● **Aim of the task**
Copy each line in which the string "this" occurs.

● **Supplied information**
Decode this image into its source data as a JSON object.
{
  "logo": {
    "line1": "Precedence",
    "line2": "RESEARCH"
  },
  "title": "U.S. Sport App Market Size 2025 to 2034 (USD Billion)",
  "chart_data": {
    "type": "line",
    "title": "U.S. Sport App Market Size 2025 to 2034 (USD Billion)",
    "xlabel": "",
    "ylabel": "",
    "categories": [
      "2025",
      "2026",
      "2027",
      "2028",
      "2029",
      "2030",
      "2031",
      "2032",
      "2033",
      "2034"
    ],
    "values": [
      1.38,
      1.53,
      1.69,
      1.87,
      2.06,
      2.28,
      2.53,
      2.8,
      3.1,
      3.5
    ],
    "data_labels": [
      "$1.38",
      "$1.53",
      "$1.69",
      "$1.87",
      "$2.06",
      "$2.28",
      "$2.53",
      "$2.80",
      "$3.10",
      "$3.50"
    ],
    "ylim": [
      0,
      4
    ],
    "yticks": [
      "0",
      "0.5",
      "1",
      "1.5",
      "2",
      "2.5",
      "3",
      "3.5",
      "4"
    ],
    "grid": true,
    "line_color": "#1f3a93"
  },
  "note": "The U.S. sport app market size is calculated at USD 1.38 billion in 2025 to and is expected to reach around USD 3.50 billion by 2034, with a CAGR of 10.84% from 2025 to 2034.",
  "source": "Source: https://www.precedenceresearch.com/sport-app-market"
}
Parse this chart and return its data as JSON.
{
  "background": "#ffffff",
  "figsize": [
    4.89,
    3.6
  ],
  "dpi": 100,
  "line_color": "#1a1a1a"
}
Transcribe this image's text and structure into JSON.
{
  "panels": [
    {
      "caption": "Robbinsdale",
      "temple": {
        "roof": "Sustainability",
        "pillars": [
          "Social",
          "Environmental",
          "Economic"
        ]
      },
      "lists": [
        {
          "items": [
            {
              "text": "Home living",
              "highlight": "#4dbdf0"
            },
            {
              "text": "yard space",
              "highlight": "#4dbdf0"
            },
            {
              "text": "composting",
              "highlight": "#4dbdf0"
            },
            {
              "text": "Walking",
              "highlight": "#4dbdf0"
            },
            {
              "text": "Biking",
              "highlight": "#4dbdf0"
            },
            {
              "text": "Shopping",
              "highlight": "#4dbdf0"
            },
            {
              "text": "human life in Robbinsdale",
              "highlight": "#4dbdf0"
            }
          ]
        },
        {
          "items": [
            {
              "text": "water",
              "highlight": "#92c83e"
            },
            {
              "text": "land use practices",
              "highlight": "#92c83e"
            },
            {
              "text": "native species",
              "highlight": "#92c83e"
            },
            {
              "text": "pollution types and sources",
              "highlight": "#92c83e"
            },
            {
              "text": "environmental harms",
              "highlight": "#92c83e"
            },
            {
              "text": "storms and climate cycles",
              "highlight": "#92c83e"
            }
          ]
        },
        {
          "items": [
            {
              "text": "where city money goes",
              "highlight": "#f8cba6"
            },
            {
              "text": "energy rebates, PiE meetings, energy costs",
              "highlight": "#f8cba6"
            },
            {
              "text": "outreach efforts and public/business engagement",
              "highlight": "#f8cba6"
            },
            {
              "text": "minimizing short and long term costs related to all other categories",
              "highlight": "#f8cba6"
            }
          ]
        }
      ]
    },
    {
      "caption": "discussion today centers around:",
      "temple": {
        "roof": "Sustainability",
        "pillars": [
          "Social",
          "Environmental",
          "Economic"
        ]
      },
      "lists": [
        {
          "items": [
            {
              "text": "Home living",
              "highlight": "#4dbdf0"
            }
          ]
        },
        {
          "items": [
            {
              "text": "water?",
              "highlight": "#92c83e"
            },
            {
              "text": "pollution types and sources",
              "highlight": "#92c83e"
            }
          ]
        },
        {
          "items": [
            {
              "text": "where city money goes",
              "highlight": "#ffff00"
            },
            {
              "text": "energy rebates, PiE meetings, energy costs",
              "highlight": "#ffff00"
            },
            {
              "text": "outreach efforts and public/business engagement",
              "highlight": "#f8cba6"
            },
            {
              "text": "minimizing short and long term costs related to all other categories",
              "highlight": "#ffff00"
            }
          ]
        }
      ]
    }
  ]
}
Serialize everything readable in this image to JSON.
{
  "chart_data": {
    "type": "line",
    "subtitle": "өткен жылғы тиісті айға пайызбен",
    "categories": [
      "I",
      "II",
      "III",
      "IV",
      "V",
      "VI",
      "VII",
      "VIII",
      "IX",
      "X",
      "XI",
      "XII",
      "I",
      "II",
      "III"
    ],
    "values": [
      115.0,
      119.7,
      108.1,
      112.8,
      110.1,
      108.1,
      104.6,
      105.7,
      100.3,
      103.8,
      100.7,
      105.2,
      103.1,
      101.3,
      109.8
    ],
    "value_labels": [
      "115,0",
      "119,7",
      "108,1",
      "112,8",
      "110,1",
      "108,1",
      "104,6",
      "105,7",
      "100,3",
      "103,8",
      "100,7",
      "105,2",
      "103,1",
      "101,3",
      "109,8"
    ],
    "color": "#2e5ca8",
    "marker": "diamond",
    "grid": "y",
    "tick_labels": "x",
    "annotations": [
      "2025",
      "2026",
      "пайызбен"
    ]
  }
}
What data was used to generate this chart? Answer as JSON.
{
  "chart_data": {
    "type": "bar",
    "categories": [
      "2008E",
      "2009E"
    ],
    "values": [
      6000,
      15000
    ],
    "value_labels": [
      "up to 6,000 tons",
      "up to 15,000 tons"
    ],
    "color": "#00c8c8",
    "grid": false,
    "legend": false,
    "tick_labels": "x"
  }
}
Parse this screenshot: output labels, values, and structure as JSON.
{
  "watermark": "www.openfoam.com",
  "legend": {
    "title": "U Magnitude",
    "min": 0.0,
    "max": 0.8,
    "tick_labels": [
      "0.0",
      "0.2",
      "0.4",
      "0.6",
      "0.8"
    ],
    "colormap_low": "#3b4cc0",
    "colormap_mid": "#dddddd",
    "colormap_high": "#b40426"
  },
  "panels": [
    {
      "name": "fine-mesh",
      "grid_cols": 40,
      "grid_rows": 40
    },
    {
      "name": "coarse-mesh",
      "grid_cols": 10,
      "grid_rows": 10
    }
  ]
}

● **Task result**
Decode this image into its source data as a JSON object.
Parse this chart and return its data as JSON.
Transcribe this image's text and structure into JSON.
Serialize everything readable in this image to JSON.
What data was used to generate this chart? Answer as JSON.
Parse this screenshot: output labels, values, and structure as JSON.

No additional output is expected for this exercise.